*CONSIGNE*
D'après l'extrait ci-dessous, dans quels ouvrages Platon expose-t-il le déclin des systèmes politiques ?

*EXTRAIT*
»»

Platon déclinait très bien, obéissant en cela à l'injonction de Nietzsche "il vous faut décliner". Il déclinait les concepts, à la suite de son maître Socrate. Mais dans La République et plus allusivement dans Les Lois, il expose le déclin des systèmes politiques de façon très pertinente. Je dirais même tragiquement pertinente, puisqu'il ne voyait pas comme possible la permanence du système démocratique, lui-même considéré comme une déviance de la bonne aristocratie.
Le déclin d'un système à l'autre est remarquablement bien pensé; mais je me dis qu'au coeur même de chaque système politique, l'évolution déclinante générale est à l'oeuvre. Dans la démocratie, qui nous concerne principalement, citoyens francophones, je vois 3 étapes successives et dégressives :
(} la politique du projet, structurée et orientée vers le long terme, constitutive d'un projet national commun.

««

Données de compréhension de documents
»»

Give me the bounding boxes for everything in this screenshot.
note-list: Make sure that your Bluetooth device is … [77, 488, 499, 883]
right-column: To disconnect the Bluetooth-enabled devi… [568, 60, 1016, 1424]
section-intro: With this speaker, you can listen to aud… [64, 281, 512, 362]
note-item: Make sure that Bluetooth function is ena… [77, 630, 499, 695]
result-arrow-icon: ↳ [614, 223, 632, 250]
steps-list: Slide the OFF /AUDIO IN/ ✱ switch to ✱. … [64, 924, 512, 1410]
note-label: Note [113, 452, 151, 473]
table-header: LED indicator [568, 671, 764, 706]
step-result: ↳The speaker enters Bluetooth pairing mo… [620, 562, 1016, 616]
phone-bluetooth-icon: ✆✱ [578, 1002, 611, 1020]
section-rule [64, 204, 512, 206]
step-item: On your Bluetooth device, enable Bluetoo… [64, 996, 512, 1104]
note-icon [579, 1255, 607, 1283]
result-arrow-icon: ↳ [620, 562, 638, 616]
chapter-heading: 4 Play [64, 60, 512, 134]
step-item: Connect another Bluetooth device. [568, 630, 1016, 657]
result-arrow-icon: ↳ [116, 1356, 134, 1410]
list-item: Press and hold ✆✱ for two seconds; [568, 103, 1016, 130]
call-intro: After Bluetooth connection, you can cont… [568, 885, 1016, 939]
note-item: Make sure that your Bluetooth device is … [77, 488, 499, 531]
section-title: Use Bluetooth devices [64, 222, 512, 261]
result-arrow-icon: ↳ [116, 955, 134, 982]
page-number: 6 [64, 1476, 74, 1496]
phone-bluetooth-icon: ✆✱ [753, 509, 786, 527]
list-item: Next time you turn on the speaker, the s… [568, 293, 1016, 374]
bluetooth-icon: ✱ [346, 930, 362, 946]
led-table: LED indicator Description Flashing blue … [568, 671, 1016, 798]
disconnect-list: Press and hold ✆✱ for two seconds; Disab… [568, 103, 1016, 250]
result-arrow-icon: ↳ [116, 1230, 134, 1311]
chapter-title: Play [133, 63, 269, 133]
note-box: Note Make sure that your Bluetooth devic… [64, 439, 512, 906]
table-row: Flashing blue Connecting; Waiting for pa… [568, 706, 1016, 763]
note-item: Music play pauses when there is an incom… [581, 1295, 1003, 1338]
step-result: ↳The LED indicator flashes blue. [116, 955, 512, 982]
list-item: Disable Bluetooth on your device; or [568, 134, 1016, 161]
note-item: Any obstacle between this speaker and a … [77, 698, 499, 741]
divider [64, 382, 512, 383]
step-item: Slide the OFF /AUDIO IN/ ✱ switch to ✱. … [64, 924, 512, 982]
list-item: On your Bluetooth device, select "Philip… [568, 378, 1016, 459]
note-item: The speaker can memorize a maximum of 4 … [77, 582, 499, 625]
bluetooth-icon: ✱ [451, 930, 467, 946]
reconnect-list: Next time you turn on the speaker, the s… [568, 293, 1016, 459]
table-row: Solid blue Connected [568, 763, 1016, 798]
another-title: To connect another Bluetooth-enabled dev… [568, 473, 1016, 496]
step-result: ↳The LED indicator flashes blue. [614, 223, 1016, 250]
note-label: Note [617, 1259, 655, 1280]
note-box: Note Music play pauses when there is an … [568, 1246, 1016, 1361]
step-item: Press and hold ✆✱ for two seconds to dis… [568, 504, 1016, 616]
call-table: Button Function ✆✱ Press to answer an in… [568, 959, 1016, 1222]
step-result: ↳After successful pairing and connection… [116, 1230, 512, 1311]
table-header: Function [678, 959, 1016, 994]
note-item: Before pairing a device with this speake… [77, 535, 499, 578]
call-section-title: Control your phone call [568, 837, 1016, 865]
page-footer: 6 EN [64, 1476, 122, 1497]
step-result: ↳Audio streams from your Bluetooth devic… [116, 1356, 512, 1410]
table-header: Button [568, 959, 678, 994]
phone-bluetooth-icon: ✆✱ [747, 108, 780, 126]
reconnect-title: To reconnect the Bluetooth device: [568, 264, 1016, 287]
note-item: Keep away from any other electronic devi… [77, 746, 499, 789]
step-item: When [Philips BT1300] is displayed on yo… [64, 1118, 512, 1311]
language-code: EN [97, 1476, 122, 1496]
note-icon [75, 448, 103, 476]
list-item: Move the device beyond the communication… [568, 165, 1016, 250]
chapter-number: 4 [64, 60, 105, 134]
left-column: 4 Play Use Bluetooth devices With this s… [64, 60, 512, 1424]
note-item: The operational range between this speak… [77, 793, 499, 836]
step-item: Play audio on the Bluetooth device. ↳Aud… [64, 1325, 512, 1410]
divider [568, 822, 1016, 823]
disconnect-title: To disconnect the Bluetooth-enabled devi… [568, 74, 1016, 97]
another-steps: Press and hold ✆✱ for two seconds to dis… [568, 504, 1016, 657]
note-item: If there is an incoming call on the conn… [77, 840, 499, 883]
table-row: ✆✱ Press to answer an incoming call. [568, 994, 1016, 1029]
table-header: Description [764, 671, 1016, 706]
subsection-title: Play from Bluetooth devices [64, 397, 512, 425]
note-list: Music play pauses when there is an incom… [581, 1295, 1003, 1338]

««

*CORRIGÉ*
Dans La République et, plus allusivement, dans Les Lois.